:: Data records ::
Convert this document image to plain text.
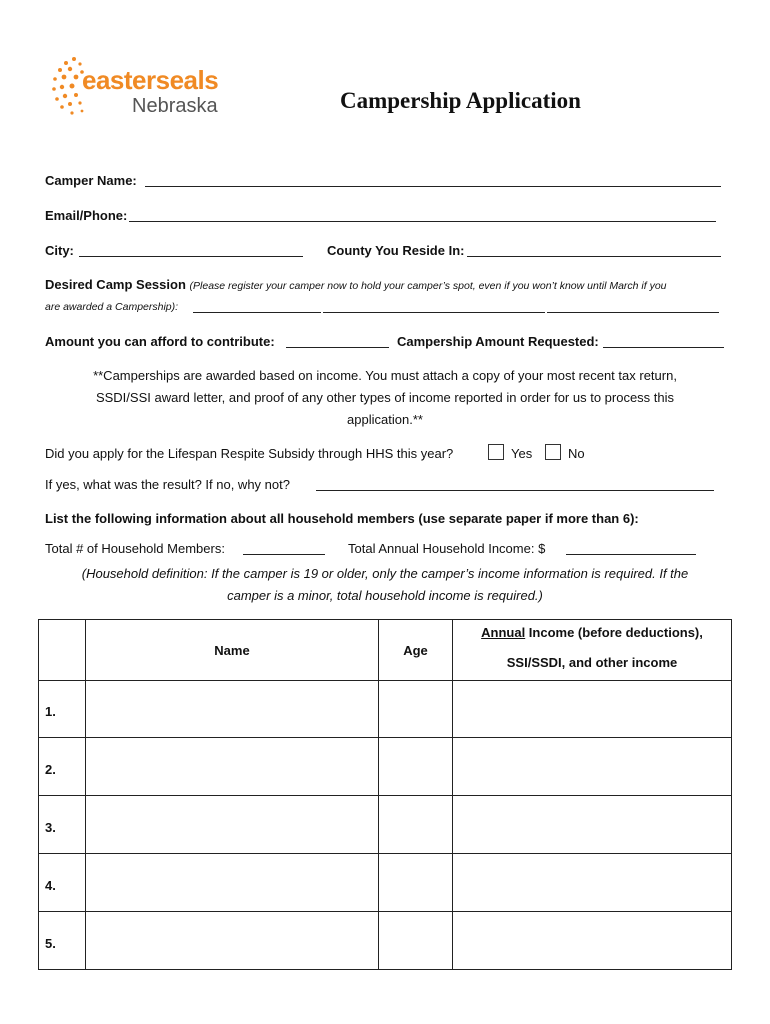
easterseals
Nebraska	Campership Application
Camper Name:
Email/Phone:
City:	County You Reside In:
Desired Camp Session (Please register your camper now to hold your camper’s spot, even if you won’t know until March if you
are awarded a Campership):
Amount you can afford to contribute:	Campership Amount Requested:
**Camperships are awarded based on income. You must attach a copy of your most recent tax return,
SSDI/SSI award letter, and proof of any other types of income reported in order for us to process this
application.**
Did you apply for the Lifespan Respite Subsidy through HHS this year?	Yes	No
If yes, what was the result? If no, why not?
List the following information about all household members (use separate paper if more than 6):
Total # of Household Members:	Total Annual Household Income: $
(Household definition: If the camper is 19 or older, only the camper’s income information is required. If the
camper is a minor, total household income is required.)
	Name	Age	Annual Income (before deductions),

SSI/SSDI, and other income

1.			
2.			
3.			
4.			
5.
:::
• _Stated task_
All of the entries need to be transcribed word for word; pictures are left out.

• _Exercise result_
Convert this document image to plain text.
easterseals
Nebraska	Campership Application
Camper Name:
Email/Phone:
City:	County You Reside In:
Desired Camp Session (Please register your camper now to hold your camper’s spot, even if you won’t know until March if you
are awarded a Campership):
Amount you can afford to contribute:	Campership Amount Requested:
**Camperships are awarded based on income. You must attach a copy of your most recent tax return,
SSDI/SSI award letter, and proof of any other types of income reported in order for us to process this
application.**
Did you apply for the Lifespan Respite Subsidy through HHS this year?	Yes	No
If yes, what was the result? If no, why not?
List the following information about all household members (use separate paper if more than 6):
Total # of Household Members:	Total Annual Household Income: $
(Household definition: If the camper is 19 or older, only the camper’s income information is required. If the
camper is a minor, total household income is required.)
	Name	Age	Annual Income (before deductions),

SSI/SSDI, and other income

1.			
2.			
3.			
4.			
5.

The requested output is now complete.